(Document page text data)
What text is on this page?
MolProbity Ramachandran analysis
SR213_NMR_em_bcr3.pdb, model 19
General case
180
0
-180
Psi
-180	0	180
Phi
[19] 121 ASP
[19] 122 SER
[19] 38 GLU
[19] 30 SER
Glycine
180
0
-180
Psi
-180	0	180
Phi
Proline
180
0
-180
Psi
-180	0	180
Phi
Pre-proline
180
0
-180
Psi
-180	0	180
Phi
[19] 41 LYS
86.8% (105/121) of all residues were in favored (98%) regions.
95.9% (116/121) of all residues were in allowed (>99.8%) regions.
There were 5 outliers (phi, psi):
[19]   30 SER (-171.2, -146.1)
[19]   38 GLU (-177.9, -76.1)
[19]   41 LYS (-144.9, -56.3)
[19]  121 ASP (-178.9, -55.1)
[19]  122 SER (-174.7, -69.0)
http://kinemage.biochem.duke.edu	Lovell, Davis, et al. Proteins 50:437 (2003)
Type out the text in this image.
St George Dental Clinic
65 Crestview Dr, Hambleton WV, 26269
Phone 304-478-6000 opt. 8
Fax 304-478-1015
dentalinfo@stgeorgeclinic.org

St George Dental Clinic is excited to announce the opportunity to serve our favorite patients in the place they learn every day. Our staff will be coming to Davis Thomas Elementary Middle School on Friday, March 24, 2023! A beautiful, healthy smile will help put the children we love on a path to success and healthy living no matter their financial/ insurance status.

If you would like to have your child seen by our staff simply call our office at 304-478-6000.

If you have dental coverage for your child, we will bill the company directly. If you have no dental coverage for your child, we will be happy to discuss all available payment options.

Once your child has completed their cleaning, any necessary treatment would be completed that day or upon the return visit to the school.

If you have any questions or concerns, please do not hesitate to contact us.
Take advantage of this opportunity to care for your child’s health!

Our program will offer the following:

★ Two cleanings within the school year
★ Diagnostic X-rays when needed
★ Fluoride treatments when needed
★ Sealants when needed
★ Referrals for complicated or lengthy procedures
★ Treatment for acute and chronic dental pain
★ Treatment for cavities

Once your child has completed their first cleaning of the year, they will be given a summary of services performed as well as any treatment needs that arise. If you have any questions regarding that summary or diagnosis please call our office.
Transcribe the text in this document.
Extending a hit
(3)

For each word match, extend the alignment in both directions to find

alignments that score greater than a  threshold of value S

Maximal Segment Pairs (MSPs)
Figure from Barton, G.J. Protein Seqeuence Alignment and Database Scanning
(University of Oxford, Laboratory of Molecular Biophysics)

### Action item:
Return every line from the entries above that includes the word "opportunity".

### Reply to the task:
St George Dental Clinic is excited to announce the opportunity to serve our favorite patients in the place they learn every day. Our staff will be coming to Davis Thomas Elementary Middle School on Friday, March 24, 2023! A beautiful, healthy smile will help put the children we love on a path to success and healthy living no matter their financial/ insurance status.
Take advantage of this opportunity to care for your child’s health!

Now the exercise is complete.